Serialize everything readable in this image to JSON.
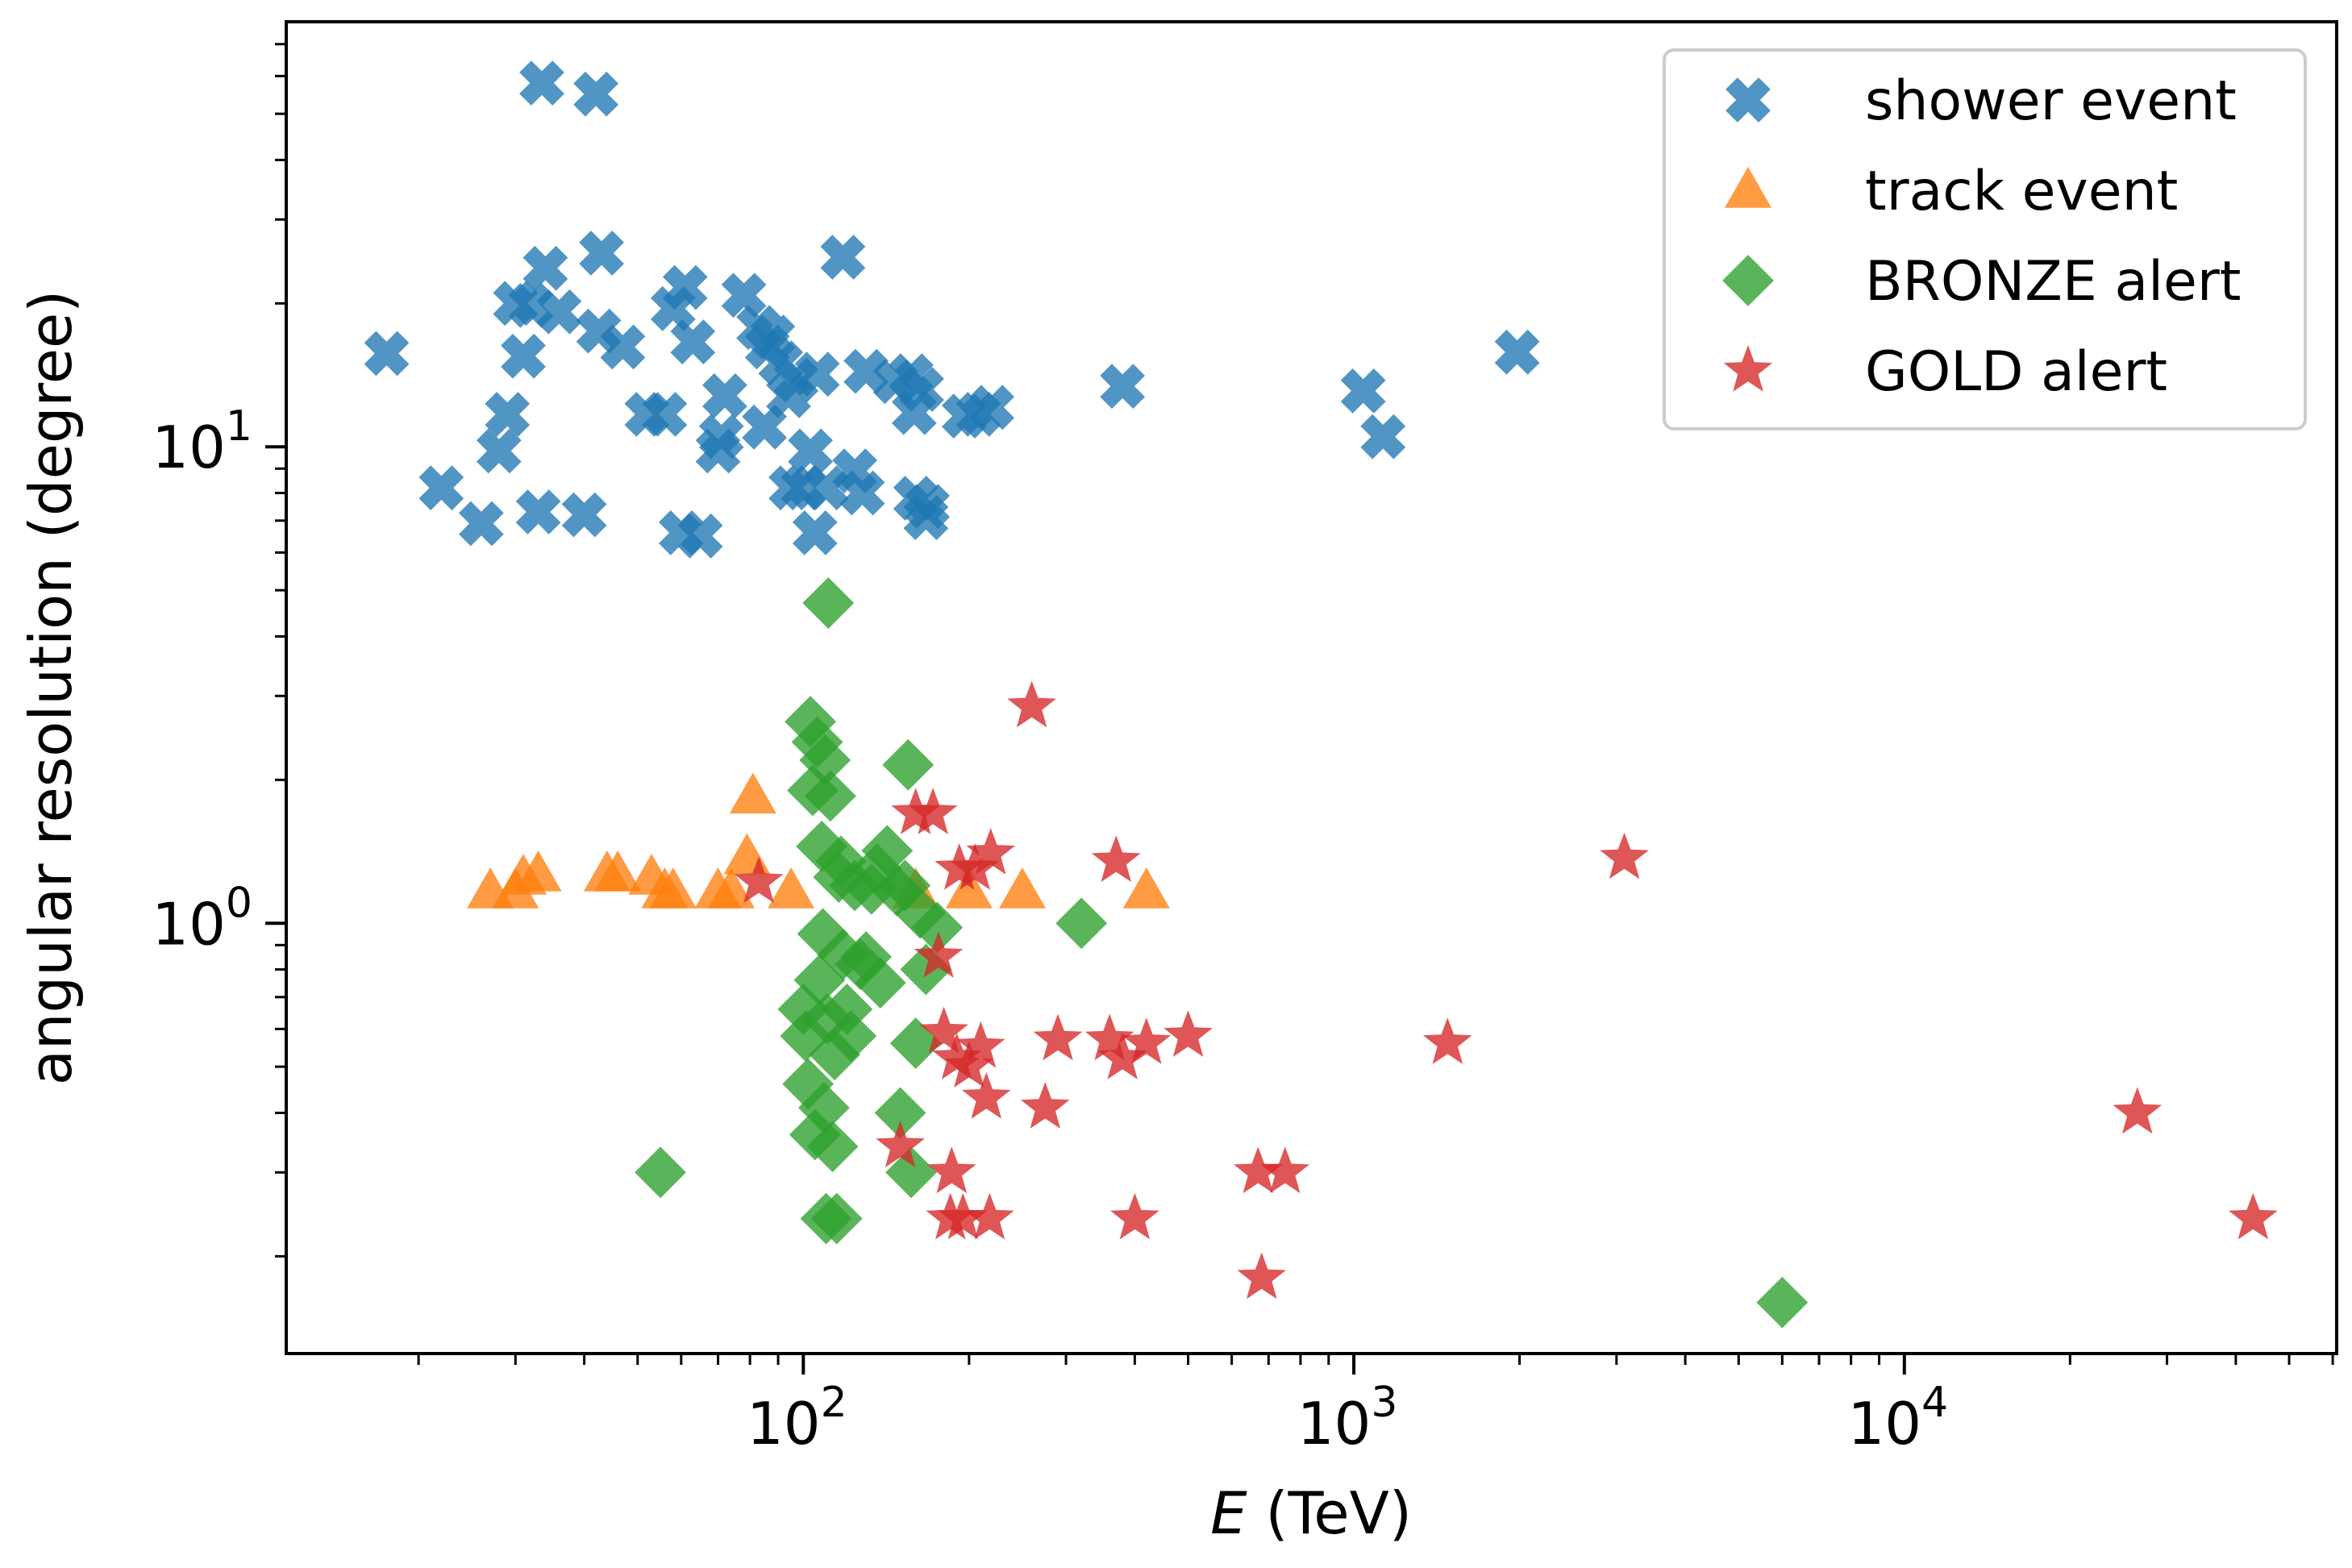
{
  "chart_data": {
    "type": "scatter",
    "title": "",
    "xlabel_var": "E",
    "xlabel_unit": " (TeV)",
    "ylabel": "angular resolution (degree)",
    "xscale": "log",
    "yscale": "log",
    "xlim": [
      11.5,
      61000
    ],
    "ylim": [
      0.125,
      78
    ],
    "x_ticks": [
      {
        "value": 100,
        "base": "10",
        "exp": "2"
      },
      {
        "value": 1000,
        "base": "10",
        "exp": "3"
      },
      {
        "value": 10000,
        "base": "10",
        "exp": "4"
      }
    ],
    "y_ticks": [
      {
        "value": 1,
        "base": "10",
        "exp": "0"
      },
      {
        "value": 10,
        "base": "10",
        "exp": "1"
      }
    ],
    "legend_position": "top-right",
    "series": [
      {
        "name": "shower event",
        "marker": "x",
        "color": "#1f77b4",
        "points": [
          [
            17.5,
            15.7
          ],
          [
            22,
            8.2
          ],
          [
            26,
            6.9
          ],
          [
            28,
            9.8
          ],
          [
            29,
            11.7
          ],
          [
            30,
            20
          ],
          [
            31,
            15.5
          ],
          [
            32,
            19.8
          ],
          [
            33,
            7.3
          ],
          [
            33.5,
            58
          ],
          [
            34,
            23.7
          ],
          [
            36,
            19.2
          ],
          [
            40,
            7.2
          ],
          [
            42,
            55
          ],
          [
            42.5,
            17.5
          ],
          [
            43,
            25.5
          ],
          [
            47,
            16.2
          ],
          [
            52,
            11.7
          ],
          [
            56,
            11.7
          ],
          [
            58,
            19.5
          ],
          [
            60,
            6.6
          ],
          [
            61,
            21.6
          ],
          [
            63,
            16.6
          ],
          [
            65,
            6.5
          ],
          [
            70,
            9.8
          ],
          [
            71,
            10.5
          ],
          [
            72,
            12.8
          ],
          [
            78,
            20.8
          ],
          [
            83,
            17.8
          ],
          [
            85,
            11
          ],
          [
            86,
            16.2
          ],
          [
            88,
            17
          ],
          [
            91,
            15
          ],
          [
            94,
            12.8
          ],
          [
            95,
            8.2
          ],
          [
            97,
            13.8
          ],
          [
            100,
            8.2
          ],
          [
            103,
            9.8
          ],
          [
            105,
            6.6
          ],
          [
            106,
            14.2
          ],
          [
            110,
            8.2
          ],
          [
            118,
            25
          ],
          [
            124,
            8.9
          ],
          [
            128,
            8
          ],
          [
            130,
            14.4
          ],
          [
            147,
            13.7
          ],
          [
            157,
            14.1
          ],
          [
            159,
            11.8
          ],
          [
            160,
            7.8
          ],
          [
            164,
            13.2
          ],
          [
            167,
            7.1
          ],
          [
            168,
            7.5
          ],
          [
            196,
            11.6
          ],
          [
            208,
            11.7
          ],
          [
            220,
            12.1
          ],
          [
            380,
            13.4
          ],
          [
            1040,
            13.1
          ],
          [
            1130,
            10.5
          ],
          [
            1980,
            15.8
          ]
        ]
      },
      {
        "name": "track event",
        "marker": "triangle",
        "color": "#ff7f0e",
        "points": [
          [
            27,
            1.17
          ],
          [
            30,
            1.17
          ],
          [
            31,
            1.25
          ],
          [
            33,
            1.27
          ],
          [
            44,
            1.27
          ],
          [
            46,
            1.27
          ],
          [
            53,
            1.25
          ],
          [
            56,
            1.17
          ],
          [
            58,
            1.17
          ],
          [
            70,
            1.17
          ],
          [
            74,
            1.17
          ],
          [
            79,
            1.38
          ],
          [
            81,
            1.85
          ],
          [
            95,
            1.17
          ],
          [
            160,
            1.17
          ],
          [
            200,
            1.17
          ],
          [
            250,
            1.17
          ],
          [
            420,
            1.17
          ]
        ]
      },
      {
        "name": "BRONZE alert",
        "marker": "diamond",
        "color": "#2ca02c",
        "points": [
          [
            55,
            0.3
          ],
          [
            100,
            0.66
          ],
          [
            101,
            0.58
          ],
          [
            102,
            0.46
          ],
          [
            103,
            2.65
          ],
          [
            104,
            1.9
          ],
          [
            105,
            0.36
          ],
          [
            106,
            2.4
          ],
          [
            107,
            0.76
          ],
          [
            108,
            1.45
          ],
          [
            108.5,
            0.95
          ],
          [
            109,
            0.41
          ],
          [
            109.5,
            2.2
          ],
          [
            110,
            0.24
          ],
          [
            110.5,
            0.63
          ],
          [
            111,
            4.7
          ],
          [
            112,
            1.85
          ],
          [
            113,
            0.34
          ],
          [
            114,
            0.53
          ],
          [
            115,
            0.24
          ],
          [
            116,
            1.25
          ],
          [
            117,
            1.35
          ],
          [
            118,
            0.86
          ],
          [
            120,
            0.66
          ],
          [
            122,
            0.58
          ],
          [
            124,
            1.2
          ],
          [
            127,
            0.82
          ],
          [
            130,
            0.85
          ],
          [
            133,
            1.18
          ],
          [
            136,
            1.3
          ],
          [
            138,
            0.75
          ],
          [
            142,
            1.42
          ],
          [
            148,
            1.17
          ],
          [
            150,
            0.4
          ],
          [
            153,
            1.2
          ],
          [
            155,
            2.15
          ],
          [
            157,
            0.3
          ],
          [
            160,
            0.56
          ],
          [
            163,
            1.05
          ],
          [
            167,
            0.8
          ],
          [
            175,
            0.98
          ],
          [
            320,
            1.0
          ],
          [
            6000,
            0.16
          ]
        ]
      },
      {
        "name": "GOLD alert",
        "marker": "star",
        "color": "#d62728",
        "points": [
          [
            83,
            1.22
          ],
          [
            150,
            0.34
          ],
          [
            160,
            1.7
          ],
          [
            172,
            1.7
          ],
          [
            176,
            0.85
          ],
          [
            180,
            0.59
          ],
          [
            185,
            0.24
          ],
          [
            186,
            0.3
          ],
          [
            190,
            0.52
          ],
          [
            192,
            1.3
          ],
          [
            195,
            0.24
          ],
          [
            200,
            0.5
          ],
          [
            205,
            1.3
          ],
          [
            210,
            0.55
          ],
          [
            215,
            0.43
          ],
          [
            218,
            0.24
          ],
          [
            219,
            1.4
          ],
          [
            260,
            2.85
          ],
          [
            275,
            0.41
          ],
          [
            290,
            0.57
          ],
          [
            360,
            0.57
          ],
          [
            370,
            1.35
          ],
          [
            380,
            0.52
          ],
          [
            400,
            0.24
          ],
          [
            420,
            0.56
          ],
          [
            500,
            0.58
          ],
          [
            670,
            0.3
          ],
          [
            680,
            0.18
          ],
          [
            750,
            0.3
          ],
          [
            1480,
            0.56
          ],
          [
            3100,
            1.37
          ],
          [
            26500,
            0.4
          ],
          [
            43000,
            0.24
          ]
        ]
      }
    ]
  }
}
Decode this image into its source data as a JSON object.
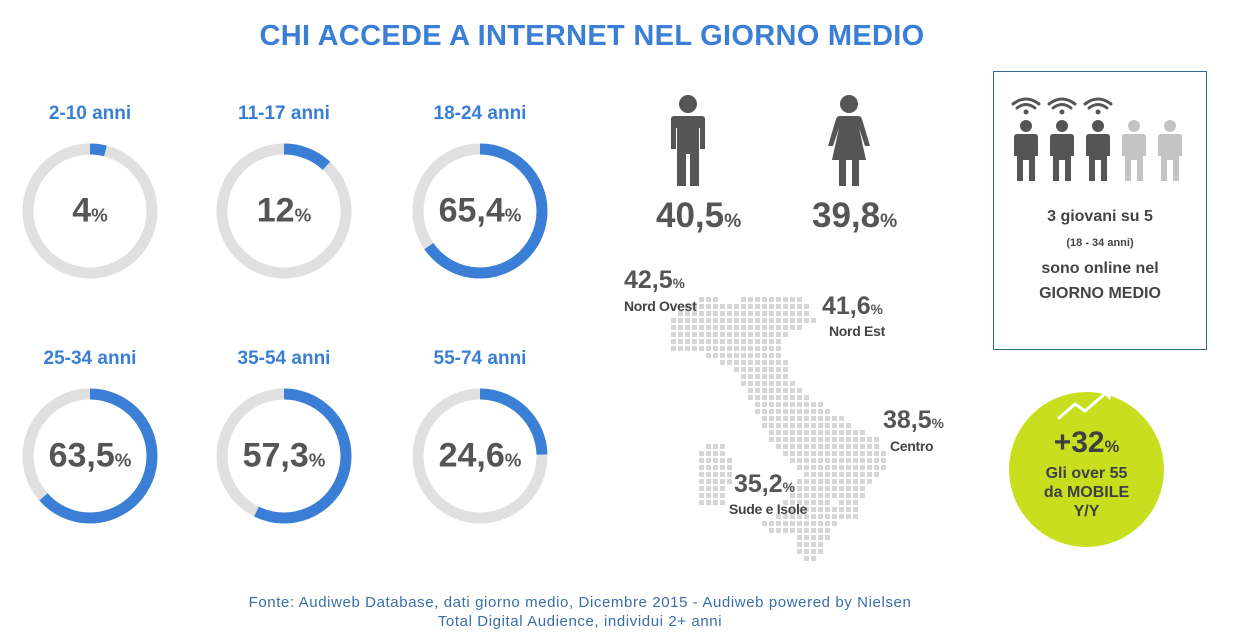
{
  "title": "CHI ACCEDE A INTERNET NEL GIORNO MEDIO",
  "chart_data": {
    "type": "donut",
    "categories": [
      "2-10 anni",
      "11-17 anni",
      "18-24 anni",
      "25-34 anni",
      "35-54 anni",
      "55-74 anni"
    ],
    "values": [
      4,
      12,
      65.4,
      63.5,
      57.3,
      24.6
    ],
    "labels": [
      "4",
      "12",
      "65,4",
      "63,5",
      "57,3",
      "24,6"
    ],
    "unit": "%",
    "colors": {
      "fill": "#3a7fd5",
      "track": "#e0e0e0"
    }
  },
  "gender": {
    "male": {
      "value": "40,5",
      "unit": "%",
      "icon": "male-person-icon"
    },
    "female": {
      "value": "39,8",
      "unit": "%",
      "icon": "female-person-icon"
    }
  },
  "regions": [
    {
      "value": "42,5",
      "unit": "%",
      "name": "Nord Ovest"
    },
    {
      "value": "41,6",
      "unit": "%",
      "name": "Nord Est"
    },
    {
      "value": "38,5",
      "unit": "%",
      "name": "Centro"
    },
    {
      "value": "35,2",
      "unit": "%",
      "name": "Sude e Isole"
    }
  ],
  "youth_box": {
    "online_count": 3,
    "total_count": 5,
    "line1": "3 giovani su 5",
    "line2": "(18 - 34 anni)",
    "line3": "sono online nel",
    "line4": "GIORNO  MEDIO"
  },
  "mobile": {
    "value": "+32",
    "unit": "%",
    "line1": "Gli over 55",
    "line2": "da MOBILE",
    "line3": "Y/Y",
    "icon": "trend-up-arrow-icon",
    "color": "#c8de1e"
  },
  "source": {
    "line1": "Fonte:  Audiweb  Database,  dati giorno medio,  Dicembre  2015  - Audiweb  powered  by Nielsen",
    "line2": "Total  Digital  Audience,  individui  2+ anni"
  }
}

*GIVEN PROBLEM*:
Show the lines of the records that contain the word "anni".

*SOLUTION BELOW*:
      "2-10 anni",
      "11-17 anni",
      "18-24 anni",
      "25-34 anni",
      "35-54 anni",
      "55-74 anni"
    "line2": "(18 - 34 anni)",
    "line2": "Total  Digital  Audience,  individui  2+ anni"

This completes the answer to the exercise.